Please return all the records exactly, with nothing left out.

══ MATERIAL SUPPLIED ══

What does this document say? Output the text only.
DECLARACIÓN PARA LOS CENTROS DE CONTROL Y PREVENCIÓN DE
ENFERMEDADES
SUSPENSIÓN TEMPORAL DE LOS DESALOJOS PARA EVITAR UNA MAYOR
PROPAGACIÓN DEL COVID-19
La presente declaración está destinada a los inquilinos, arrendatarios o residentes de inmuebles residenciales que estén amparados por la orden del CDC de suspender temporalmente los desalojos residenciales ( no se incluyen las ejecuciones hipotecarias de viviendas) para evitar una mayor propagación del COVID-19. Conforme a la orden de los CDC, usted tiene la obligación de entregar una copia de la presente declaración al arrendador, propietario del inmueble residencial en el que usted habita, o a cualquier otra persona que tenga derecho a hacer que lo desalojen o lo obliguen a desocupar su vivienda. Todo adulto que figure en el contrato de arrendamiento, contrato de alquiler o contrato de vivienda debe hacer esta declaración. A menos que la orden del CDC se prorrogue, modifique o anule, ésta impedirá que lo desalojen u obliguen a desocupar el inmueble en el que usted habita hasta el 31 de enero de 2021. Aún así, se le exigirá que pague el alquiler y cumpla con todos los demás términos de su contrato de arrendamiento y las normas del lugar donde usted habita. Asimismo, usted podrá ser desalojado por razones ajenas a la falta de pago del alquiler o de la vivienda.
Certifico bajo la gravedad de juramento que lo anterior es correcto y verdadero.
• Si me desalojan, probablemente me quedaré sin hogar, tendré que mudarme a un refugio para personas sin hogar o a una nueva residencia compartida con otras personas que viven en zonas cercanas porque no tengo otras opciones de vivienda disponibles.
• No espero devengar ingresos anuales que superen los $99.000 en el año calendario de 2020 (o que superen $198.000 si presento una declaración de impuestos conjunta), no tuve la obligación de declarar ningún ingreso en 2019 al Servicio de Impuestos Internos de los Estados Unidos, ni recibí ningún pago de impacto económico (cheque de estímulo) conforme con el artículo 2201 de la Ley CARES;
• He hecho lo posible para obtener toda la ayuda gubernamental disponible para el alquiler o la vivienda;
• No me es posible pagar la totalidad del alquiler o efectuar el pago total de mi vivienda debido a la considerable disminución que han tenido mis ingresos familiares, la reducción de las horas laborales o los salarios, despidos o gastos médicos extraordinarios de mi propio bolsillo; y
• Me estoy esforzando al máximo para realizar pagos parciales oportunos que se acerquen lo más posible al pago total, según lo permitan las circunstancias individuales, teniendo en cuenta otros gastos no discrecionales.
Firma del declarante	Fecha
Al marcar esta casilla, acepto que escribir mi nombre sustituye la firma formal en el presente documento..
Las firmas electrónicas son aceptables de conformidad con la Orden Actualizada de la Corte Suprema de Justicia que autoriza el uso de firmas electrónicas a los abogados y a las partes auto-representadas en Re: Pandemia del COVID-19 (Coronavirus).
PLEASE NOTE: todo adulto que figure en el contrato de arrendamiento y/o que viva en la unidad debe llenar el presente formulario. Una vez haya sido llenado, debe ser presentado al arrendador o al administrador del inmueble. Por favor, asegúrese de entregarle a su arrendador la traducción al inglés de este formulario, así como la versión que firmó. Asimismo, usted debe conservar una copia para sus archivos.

═══

### [OUTPUT OF THE TASK]
What does this document say? Output the text only.
DECLARACIÓN PARA LOS CENTROS DE CONTROL Y PREVENCIÓN DE
ENFERMEDADES
SUSPENSIÓN TEMPORAL DE LOS DESALOJOS PARA EVITAR UNA MAYOR
PROPAGACIÓN DEL COVID-19
La presente declaración está destinada a los inquilinos, arrendatarios o residentes de inmuebles residenciales que estén amparados por la orden del CDC de suspender temporalmente los desalojos residenciales ( no se incluyen las ejecuciones hipotecarias de viviendas) para evitar una mayor propagación del COVID-19. Conforme a la orden de los CDC, usted tiene la obligación de entregar una copia de la presente declaración al arrendador, propietario del inmueble residencial en el que usted habita, o a cualquier otra persona que tenga derecho a hacer que lo desalojen o lo obliguen a desocupar su vivienda. Todo adulto que figure en el contrato de arrendamiento, contrato de alquiler o contrato de vivienda debe hacer esta declaración. A menos que la orden del CDC se prorrogue, modifique o anule, ésta impedirá que lo desalojen u obliguen a desocupar el inmueble en el que usted habita hasta el 31 de enero de 2021. Aún así, se le exigirá que pague el alquiler y cumpla con todos los demás términos de su contrato de arrendamiento y las normas del lugar donde usted habita. Asimismo, usted podrá ser desalojado por razones ajenas a la falta de pago del alquiler o de la vivienda.
Certifico bajo la gravedad de juramento que lo anterior es correcto y verdadero.
• Si me desalojan, probablemente me quedaré sin hogar, tendré que mudarme a un refugio para personas sin hogar o a una nueva residencia compartida con otras personas que viven en zonas cercanas porque no tengo otras opciones de vivienda disponibles.
• No espero devengar ingresos anuales que superen los $99.000 en el año calendario de 2020 (o que superen $198.000 si presento una declaración de impuestos conjunta), no tuve la obligación de declarar ningún ingreso en 2019 al Servicio de Impuestos Internos de los Estados Unidos, ni recibí ningún pago de impacto económico (cheque de estímulo) conforme con el artículo 2201 de la Ley CARES;
• He hecho lo posible para obtener toda la ayuda gubernamental disponible para el alquiler o la vivienda;
• No me es posible pagar la totalidad del alquiler o efectuar el pago total de mi vivienda debido a la considerable disminución que han tenido mis ingresos familiares, la reducción de las horas laborales o los salarios, despidos o gastos médicos extraordinarios de mi propio bolsillo; y
• Me estoy esforzando al máximo para realizar pagos parciales oportunos que se acerquen lo más posible al pago total, según lo permitan las circunstancias individuales, teniendo en cuenta otros gastos no discrecionales.
Firma del declarante	Fecha
Al marcar esta casilla, acepto que escribir mi nombre sustituye la firma formal en el presente documento..
Las firmas electrónicas son aceptables de conformidad con la Orden Actualizada de la Corte Suprema de Justicia que autoriza el uso de firmas electrónicas a los abogados y a las partes auto-representadas en Re: Pandemia del COVID-19 (Coronavirus).
PLEASE NOTE: todo adulto que figure en el contrato de arrendamiento y/o que viva en la unidad debe llenar el presente formulario. Una vez haya sido llenado, debe ser presentado al arrendador o al administrador del inmueble. Por favor, asegúrese de entregarle a su arrendador la traducción al inglés de este formulario, así como la versión que firmó. Asimismo, usted debe conservar una copia para sus archivos.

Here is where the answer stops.